:: WRITTEN TASK ::
Report the number of lines that include "supplies", with no additional text.

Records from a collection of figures
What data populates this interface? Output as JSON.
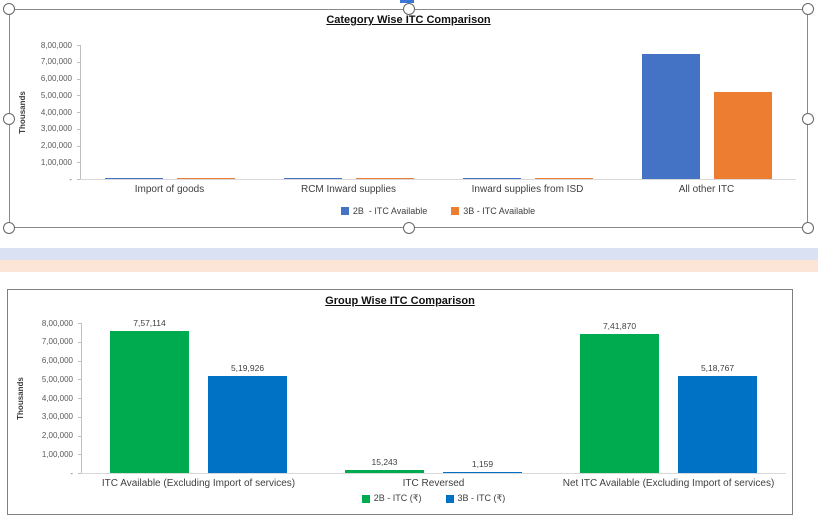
{
  "decor": {
    "row_band_top_color": "#d9e1f2",
    "row_band_bottom_color": "#fce4d6",
    "selection_frame_color": "#8a8a8a",
    "clipped_fragment_color": "#3b77d8"
  },
  "chart_data": [
    {
      "type": "bar",
      "title": "Category Wise ITC Comparison",
      "y_axis_title": "Thousands",
      "y_ticks": [
        "8,00,000",
        "7,00,000",
        "6,00,000",
        "5,00,000",
        "4,00,000",
        "3,00,000",
        "2,00,000",
        "1,00,000",
        "-"
      ],
      "ylim": [
        0,
        800000
      ],
      "grid": false,
      "legend_position": "bottom",
      "selected": true,
      "categories": [
        "Import of goods",
        "RCM Inward supplies",
        "Inward supplies from ISD",
        "All other ITC"
      ],
      "series": [
        {
          "name": "2B  - ITC Available",
          "color": "#4472c4",
          "values": [
            7000,
            7000,
            7000,
            746000
          ]
        },
        {
          "name": "3B - ITC Available",
          "color": "#ed7d31",
          "values": [
            7000,
            7000,
            7000,
            519000
          ]
        }
      ]
    },
    {
      "type": "bar",
      "title": "Group Wise ITC Comparison",
      "y_axis_title": "Thousands",
      "y_ticks": [
        "8,00,000",
        "7,00,000",
        "6,00,000",
        "5,00,000",
        "4,00,000",
        "3,00,000",
        "2,00,000",
        "1,00,000",
        "-"
      ],
      "ylim": [
        0,
        800000
      ],
      "grid": false,
      "legend_position": "bottom",
      "selected": false,
      "categories": [
        "ITC Available (Excluding Import of services)",
        "ITC Reversed",
        "Net ITC Available (Excluding Import of services)"
      ],
      "series": [
        {
          "name": "2B - ITC (₹)",
          "color": "#00ab50",
          "values": [
            757114,
            15243,
            741870
          ],
          "data_labels": [
            "7,57,114",
            "15,243",
            "7,41,870"
          ]
        },
        {
          "name": "3B - ITC (₹)",
          "color": "#0072c6",
          "values": [
            519926,
            1159,
            518767
          ],
          "data_labels": [
            "5,19,926",
            "1,159",
            "5,18,767"
          ]
        }
      ]
    }
  ]
}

:: COMPLETED TASK ::
2